#### Exercise details
Pick out the lines in the listing below that contain the word "ylabel" and copy them.

* Start Material for the task *

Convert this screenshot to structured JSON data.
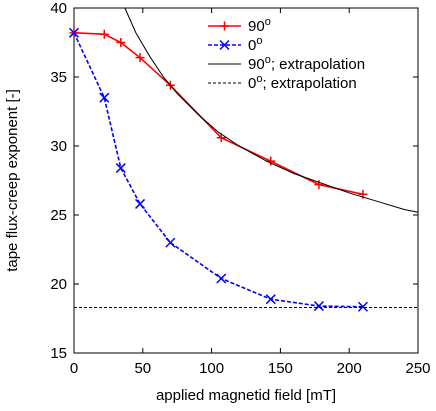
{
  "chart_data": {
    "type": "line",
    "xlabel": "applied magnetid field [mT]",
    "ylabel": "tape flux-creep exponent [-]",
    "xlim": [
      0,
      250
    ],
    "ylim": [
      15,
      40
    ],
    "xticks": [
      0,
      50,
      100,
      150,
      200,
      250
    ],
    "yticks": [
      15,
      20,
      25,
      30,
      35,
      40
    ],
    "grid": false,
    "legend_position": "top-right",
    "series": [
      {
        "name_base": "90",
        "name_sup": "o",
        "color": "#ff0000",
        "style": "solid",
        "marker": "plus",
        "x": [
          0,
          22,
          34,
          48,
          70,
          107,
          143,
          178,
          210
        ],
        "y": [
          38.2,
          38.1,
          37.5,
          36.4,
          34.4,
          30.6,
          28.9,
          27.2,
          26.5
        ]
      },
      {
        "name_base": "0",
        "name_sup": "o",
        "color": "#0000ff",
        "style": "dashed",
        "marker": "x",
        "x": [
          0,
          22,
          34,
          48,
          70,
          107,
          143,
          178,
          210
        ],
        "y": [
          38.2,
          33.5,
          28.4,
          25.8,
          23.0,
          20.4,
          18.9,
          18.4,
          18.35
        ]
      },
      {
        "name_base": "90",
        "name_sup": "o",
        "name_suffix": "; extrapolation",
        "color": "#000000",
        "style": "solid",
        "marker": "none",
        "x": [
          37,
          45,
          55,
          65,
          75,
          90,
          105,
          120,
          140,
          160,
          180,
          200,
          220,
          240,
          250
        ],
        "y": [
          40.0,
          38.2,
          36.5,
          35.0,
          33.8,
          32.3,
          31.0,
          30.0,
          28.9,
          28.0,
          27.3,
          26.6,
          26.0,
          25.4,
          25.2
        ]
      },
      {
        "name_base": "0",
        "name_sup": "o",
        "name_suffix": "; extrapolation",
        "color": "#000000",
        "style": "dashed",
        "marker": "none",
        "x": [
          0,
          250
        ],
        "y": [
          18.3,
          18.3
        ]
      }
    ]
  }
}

* End Material for the task *
* Start Material for the task *

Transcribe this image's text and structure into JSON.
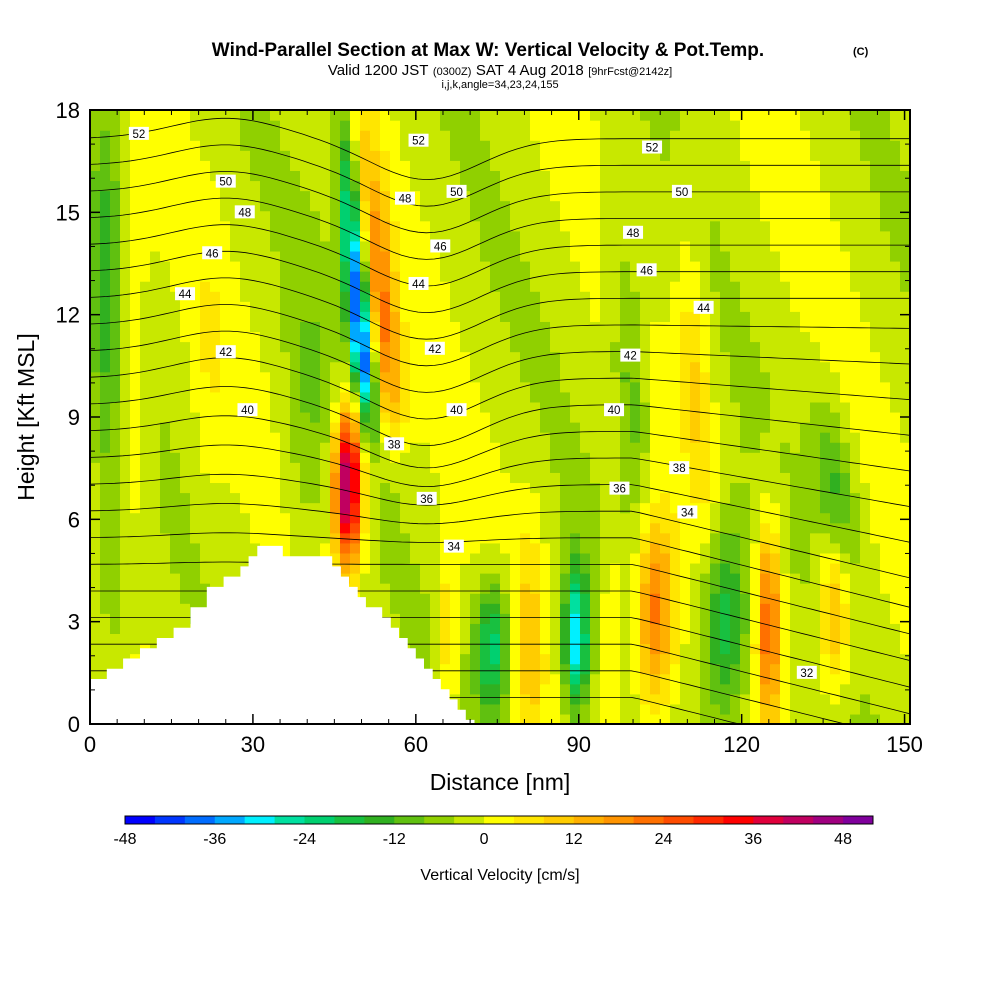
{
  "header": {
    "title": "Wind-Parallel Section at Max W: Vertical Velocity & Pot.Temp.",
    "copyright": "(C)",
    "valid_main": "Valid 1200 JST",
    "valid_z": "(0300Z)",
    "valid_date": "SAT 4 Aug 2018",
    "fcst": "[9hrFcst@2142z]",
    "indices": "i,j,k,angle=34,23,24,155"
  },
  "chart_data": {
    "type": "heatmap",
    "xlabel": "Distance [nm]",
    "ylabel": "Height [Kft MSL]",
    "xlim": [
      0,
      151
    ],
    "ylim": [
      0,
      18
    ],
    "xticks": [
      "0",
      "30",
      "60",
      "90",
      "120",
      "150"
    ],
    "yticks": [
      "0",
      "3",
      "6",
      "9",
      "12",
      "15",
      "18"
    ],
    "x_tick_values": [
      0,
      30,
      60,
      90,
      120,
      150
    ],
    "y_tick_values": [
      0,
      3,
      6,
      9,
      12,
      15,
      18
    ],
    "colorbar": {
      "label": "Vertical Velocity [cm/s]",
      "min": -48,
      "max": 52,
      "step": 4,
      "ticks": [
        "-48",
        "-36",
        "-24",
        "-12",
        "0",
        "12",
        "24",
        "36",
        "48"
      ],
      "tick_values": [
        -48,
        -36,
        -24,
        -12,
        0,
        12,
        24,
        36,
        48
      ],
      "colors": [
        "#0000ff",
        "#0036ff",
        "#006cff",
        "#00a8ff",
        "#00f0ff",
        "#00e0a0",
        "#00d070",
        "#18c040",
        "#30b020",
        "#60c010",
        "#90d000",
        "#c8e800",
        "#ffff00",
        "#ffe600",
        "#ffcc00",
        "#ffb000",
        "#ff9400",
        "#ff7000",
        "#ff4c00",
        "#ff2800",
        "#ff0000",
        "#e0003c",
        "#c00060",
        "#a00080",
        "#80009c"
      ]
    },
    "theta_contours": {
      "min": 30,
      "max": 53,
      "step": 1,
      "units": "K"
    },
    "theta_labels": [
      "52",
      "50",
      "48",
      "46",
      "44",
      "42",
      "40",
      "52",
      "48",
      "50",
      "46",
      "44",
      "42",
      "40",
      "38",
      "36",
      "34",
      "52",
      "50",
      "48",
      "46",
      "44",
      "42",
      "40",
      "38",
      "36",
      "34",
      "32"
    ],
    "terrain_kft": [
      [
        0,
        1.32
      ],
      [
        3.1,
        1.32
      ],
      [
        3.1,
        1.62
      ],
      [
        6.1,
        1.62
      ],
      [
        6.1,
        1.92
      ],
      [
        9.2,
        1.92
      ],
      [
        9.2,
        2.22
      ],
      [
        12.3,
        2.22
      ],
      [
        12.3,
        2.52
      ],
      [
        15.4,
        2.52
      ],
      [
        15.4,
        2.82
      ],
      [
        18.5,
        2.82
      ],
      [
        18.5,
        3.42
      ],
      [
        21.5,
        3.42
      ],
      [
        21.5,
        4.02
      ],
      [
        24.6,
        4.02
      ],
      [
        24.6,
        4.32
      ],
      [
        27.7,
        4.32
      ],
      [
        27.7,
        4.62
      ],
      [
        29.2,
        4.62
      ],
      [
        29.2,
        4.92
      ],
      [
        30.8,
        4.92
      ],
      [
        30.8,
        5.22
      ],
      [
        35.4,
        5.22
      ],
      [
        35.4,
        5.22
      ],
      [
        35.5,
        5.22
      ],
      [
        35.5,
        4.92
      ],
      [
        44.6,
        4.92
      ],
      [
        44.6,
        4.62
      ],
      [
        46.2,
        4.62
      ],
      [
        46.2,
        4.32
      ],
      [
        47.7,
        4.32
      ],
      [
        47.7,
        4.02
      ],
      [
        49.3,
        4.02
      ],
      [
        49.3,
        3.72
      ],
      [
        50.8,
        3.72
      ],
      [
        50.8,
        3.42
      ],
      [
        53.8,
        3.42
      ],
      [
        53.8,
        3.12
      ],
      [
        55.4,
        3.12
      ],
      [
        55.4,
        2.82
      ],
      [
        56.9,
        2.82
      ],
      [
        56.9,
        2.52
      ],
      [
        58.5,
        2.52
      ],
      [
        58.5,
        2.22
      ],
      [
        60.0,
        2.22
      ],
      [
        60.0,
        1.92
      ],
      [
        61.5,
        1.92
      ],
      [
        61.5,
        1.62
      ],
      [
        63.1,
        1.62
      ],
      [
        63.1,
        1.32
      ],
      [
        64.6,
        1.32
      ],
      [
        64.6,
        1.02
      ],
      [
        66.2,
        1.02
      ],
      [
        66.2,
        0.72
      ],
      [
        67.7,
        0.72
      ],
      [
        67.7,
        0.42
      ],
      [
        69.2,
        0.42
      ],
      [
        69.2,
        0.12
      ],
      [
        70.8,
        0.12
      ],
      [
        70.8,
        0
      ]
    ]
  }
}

* End Material for the task *

#### Output for this exercise
    "ylabel": "tape flux-creep exponent [-]",
    "ylabel": "Height [Kft MSL]",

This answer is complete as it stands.